Trade one of our many links with Libyans
Imports, exports, trade missions, students and migrants connect Ireland with Gadafy’s state, writes MARY FITZGERALD
THE RELATIONSHIP between Ireland and Libya has ebbed and flowed during the 42-year regime of Col Muammer Gadafy, with IRA gun-running in the 1980s and beef import bans in the 1990s giving way in recent years to steadily improving ties based on growing trade and investment.
Diplomatic relations with Libya were opened in 1977 and have been maintained since by the Irish Embassy in Rome.
Relations were strained in the 1980s by Gadafy’s patronage of the IRA. Libya gave weapons, including about 1,000 AK47 assault rifles and six tonnes of Semtex explosive, to the IRA between 1984 and 1987.
A visit by then taoiseach Charles Haughey to Tripoli in 1983, during which he met Gadafy, helped cement agreements on live cattle exports which resulted in Libya becoming the State’s single-biggest market for live cattle. At its peak in the early 1990s, this trade was worth more than £70 million.
Libya banned such imports from the Republic and other EU countries in 1996 following the BSE scare and, despite efforts to return to previous levels, Irish live cattle and meat exports never fully recovered.

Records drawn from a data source
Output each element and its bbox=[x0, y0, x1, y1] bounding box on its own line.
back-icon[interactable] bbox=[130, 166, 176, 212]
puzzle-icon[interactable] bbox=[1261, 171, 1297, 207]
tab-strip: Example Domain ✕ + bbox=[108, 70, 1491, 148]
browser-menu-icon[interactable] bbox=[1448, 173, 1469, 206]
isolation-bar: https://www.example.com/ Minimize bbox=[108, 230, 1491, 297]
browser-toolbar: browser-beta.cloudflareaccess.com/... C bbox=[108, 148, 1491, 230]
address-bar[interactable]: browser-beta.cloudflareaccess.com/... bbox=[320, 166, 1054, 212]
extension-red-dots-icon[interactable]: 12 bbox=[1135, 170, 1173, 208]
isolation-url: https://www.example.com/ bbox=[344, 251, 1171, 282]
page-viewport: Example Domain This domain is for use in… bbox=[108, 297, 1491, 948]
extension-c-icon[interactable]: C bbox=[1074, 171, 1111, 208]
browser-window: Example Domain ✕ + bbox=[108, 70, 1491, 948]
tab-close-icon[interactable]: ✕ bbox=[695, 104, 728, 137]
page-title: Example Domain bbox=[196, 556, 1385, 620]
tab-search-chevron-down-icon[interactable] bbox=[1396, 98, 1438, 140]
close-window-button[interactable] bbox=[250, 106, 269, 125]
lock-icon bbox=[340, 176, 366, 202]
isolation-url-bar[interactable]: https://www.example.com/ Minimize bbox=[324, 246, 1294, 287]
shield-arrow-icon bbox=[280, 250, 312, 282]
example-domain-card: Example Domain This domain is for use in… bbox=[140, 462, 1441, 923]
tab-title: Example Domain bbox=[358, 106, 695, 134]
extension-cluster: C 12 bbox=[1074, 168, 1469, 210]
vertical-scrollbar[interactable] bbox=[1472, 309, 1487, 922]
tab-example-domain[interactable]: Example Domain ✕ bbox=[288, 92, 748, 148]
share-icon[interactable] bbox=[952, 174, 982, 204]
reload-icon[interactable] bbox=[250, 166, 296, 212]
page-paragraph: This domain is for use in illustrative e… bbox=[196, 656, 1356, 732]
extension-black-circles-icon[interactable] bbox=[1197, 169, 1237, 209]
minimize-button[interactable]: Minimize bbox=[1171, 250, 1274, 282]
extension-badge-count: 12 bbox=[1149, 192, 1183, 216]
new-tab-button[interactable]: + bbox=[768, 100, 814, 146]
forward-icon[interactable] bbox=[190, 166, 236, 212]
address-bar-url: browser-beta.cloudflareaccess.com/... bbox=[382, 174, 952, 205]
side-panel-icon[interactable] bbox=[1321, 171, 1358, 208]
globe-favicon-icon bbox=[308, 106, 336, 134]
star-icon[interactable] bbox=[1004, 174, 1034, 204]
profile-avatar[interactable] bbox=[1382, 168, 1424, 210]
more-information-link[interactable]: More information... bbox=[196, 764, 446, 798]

Required work -
1) According to the article on Ireland–Libya ties, what has maintained diplomatic relations with Libya since 1977?
2) Translate this sentence from the article on Ireland–Libya ties into French: "Relations were strained in the 1980s by Gadafy’s patronage of the IRA."
The rows are separate material, not part of the article.

List of solutions -
1) The Irish Embassy in Rome.

2) Les relations ont été tendues dans les années 1980 par le parrainage de l'IRA par Gadafy.